Copy every line of the listing exactly.

## Begin EXCERPTED DATA

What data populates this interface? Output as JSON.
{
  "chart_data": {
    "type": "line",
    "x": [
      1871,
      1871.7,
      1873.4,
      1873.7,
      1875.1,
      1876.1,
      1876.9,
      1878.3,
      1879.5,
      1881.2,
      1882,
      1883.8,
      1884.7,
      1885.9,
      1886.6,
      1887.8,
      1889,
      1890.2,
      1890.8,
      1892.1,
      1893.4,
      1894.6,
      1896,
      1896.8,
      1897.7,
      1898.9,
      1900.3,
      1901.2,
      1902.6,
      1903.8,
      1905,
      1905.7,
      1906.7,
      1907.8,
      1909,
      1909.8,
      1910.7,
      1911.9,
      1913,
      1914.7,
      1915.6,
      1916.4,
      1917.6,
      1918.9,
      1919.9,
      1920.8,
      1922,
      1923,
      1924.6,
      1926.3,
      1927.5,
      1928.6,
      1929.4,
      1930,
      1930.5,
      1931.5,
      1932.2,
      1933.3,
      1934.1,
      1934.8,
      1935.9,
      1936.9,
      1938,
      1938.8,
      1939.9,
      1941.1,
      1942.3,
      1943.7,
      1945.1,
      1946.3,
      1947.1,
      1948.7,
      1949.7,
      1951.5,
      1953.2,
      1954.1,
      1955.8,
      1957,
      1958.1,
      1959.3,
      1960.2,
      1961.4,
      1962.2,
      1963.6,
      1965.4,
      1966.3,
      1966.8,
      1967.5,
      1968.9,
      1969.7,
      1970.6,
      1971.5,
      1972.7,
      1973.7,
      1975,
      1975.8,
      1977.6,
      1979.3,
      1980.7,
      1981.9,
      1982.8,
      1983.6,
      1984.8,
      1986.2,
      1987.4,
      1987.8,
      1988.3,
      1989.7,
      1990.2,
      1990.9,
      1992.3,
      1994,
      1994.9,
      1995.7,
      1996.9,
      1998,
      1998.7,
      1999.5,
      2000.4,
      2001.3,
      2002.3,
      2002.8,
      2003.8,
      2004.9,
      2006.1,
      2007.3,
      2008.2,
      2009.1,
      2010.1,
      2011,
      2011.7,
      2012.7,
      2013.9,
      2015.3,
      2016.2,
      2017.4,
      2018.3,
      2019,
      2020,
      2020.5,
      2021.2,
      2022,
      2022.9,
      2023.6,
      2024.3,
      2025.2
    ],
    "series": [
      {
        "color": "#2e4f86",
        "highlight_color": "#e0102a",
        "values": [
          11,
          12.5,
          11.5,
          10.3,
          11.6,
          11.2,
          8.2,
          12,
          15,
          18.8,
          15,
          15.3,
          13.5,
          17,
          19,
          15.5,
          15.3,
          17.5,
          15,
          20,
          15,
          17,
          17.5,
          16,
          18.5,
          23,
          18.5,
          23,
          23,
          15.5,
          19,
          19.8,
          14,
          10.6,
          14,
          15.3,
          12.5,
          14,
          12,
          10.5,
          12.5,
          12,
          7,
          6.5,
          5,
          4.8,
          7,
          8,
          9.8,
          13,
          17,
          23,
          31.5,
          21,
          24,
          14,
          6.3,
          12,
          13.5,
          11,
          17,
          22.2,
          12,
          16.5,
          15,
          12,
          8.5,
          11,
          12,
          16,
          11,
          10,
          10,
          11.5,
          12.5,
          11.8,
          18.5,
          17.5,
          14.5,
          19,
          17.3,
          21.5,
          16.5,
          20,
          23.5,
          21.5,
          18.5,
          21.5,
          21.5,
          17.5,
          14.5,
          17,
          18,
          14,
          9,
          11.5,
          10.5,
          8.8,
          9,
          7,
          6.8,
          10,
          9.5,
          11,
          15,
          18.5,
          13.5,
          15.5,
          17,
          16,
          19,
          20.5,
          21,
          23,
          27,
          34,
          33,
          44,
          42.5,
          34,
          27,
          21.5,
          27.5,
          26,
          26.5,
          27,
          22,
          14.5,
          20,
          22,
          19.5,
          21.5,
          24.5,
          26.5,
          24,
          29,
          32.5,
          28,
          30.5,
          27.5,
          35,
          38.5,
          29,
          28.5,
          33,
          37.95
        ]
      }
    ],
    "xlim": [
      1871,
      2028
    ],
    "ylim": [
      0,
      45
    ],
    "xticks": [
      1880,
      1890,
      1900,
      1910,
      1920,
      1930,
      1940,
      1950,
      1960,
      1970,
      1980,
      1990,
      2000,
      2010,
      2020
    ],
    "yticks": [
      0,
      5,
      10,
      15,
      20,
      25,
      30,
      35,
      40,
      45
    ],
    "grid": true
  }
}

## End EXCERPTED DATA

→ TASK ANSWER
What data populates this interface? Output as JSON.
{
  "chart_data": {
    "type": "line",
    "x": [
      1871,
      1871.7,
      1873.4,
      1873.7,
      1875.1,
      1876.1,
      1876.9,
      1878.3,
      1879.5,
      1881.2,
      1882,
      1883.8,
      1884.7,
      1885.9,
      1886.6,
      1887.8,
      1889,
      1890.2,
      1890.8,
      1892.1,
      1893.4,
      1894.6,
      1896,
      1896.8,
      1897.7,
      1898.9,
      1900.3,
      1901.2,
      1902.6,
      1903.8,
      1905,
      1905.7,
      1906.7,
      1907.8,
      1909,
      1909.8,
      1910.7,
      1911.9,
      1913,
      1914.7,
      1915.6,
      1916.4,
      1917.6,
      1918.9,
      1919.9,
      1920.8,
      1922,
      1923,
      1924.6,
      1926.3,
      1927.5,
      1928.6,
      1929.4,
      1930,
      1930.5,
      1931.5,
      1932.2,
      1933.3,
      1934.1,
      1934.8,
      1935.9,
      1936.9,
      1938,
      1938.8,
      1939.9,
      1941.1,
      1942.3,
      1943.7,
      1945.1,
      1946.3,
      1947.1,
      1948.7,
      1949.7,
      1951.5,
      1953.2,
      1954.1,
      1955.8,
      1957,
      1958.1,
      1959.3,
      1960.2,
      1961.4,
      1962.2,
      1963.6,
      1965.4,
      1966.3,
      1966.8,
      1967.5,
      1968.9,
      1969.7,
      1970.6,
      1971.5,
      1972.7,
      1973.7,
      1975,
      1975.8,
      1977.6,
      1979.3,
      1980.7,
      1981.9,
      1982.8,
      1983.6,
      1984.8,
      1986.2,
      1987.4,
      1987.8,
      1988.3,
      1989.7,
      1990.2,
      1990.9,
      1992.3,
      1994,
      1994.9,
      1995.7,
      1996.9,
      1998,
      1998.7,
      1999.5,
      2000.4,
      2001.3,
      2002.3,
      2002.8,
      2003.8,
      2004.9,
      2006.1,
      2007.3,
      2008.2,
      2009.1,
      2010.1,
      2011,
      2011.7,
      2012.7,
      2013.9,
      2015.3,
      2016.2,
      2017.4,
      2018.3,
      2019,
      2020,
      2020.5,
      2021.2,
      2022,
      2022.9,
      2023.6,
      2024.3,
      2025.2
    ],
    "series": [
      {
        "color": "#2e4f86",
        "highlight_color": "#e0102a",
        "values": [
          11,
          12.5,
          11.5,
          10.3,
          11.6,
          11.2,
          8.2,
          12,
          15,
          18.8,
          15,
          15.3,
          13.5,
          17,
          19,
          15.5,
          15.3,
          17.5,
          15,
          20,
          15,
          17,
          17.5,
          16,
          18.5,
          23,
          18.5,
          23,
          23,
          15.5,
          19,
          19.8,
          14,
          10.6,
          14,
          15.3,
          12.5,
          14,
          12,
          10.5,
          12.5,
          12,
          7,
          6.5,
          5,
          4.8,
          7,
          8,
          9.8,
          13,
          17,
          23,
          31.5,
          21,
          24,
          14,
          6.3,
          12,
          13.5,
          11,
          17,
          22.2,
          12,
          16.5,
          15,
          12,
          8.5,
          11,
          12,
          16,
          11,
          10,
          10,
          11.5,
          12.5,
          11.8,
          18.5,
          17.5,
          14.5,
          19,
          17.3,
          21.5,
          16.5,
          20,
          23.5,
          21.5,
          18.5,
          21.5,
          21.5,
          17.5,
          14.5,
          17,
          18,
          14,
          9,
          11.5,
          10.5,
          8.8,
          9,
          7,
          6.8,
          10,
          9.5,
          11,
          15,
          18.5,
          13.5,
          15.5,
          17,
          16,
          19,
          20.5,
          21,
          23,
          27,
          34,
          33,
          44,
          42.5,
          34,
          27,
          21.5,
          27.5,
          26,
          26.5,
          27,
          22,
          14.5,
          20,
          22,
          19.5,
          21.5,
          24.5,
          26.5,
          24,
          29,
          32.5,
          28,
          30.5,
          27.5,
          35,
          38.5,
          29,
          28.5,
          33,
          37.95
        ]
      }
    ],
    "xlim": [
      1871,
      2028
    ],
    "ylim": [
      0,
      45
    ],
    "xticks": [
      1880,
      1890,
      1900,
      1910,
      1920,
      1930,
      1940,
      1950,
      1960,
      1970,
      1980,
      1990,
      2000,
      2010,
      2020
    ],
    "yticks": [
      0,
      5,
      10,
      15,
      20,
      25,
      30,
      35,
      40,
      45
    ],
    "grid": true
  }
}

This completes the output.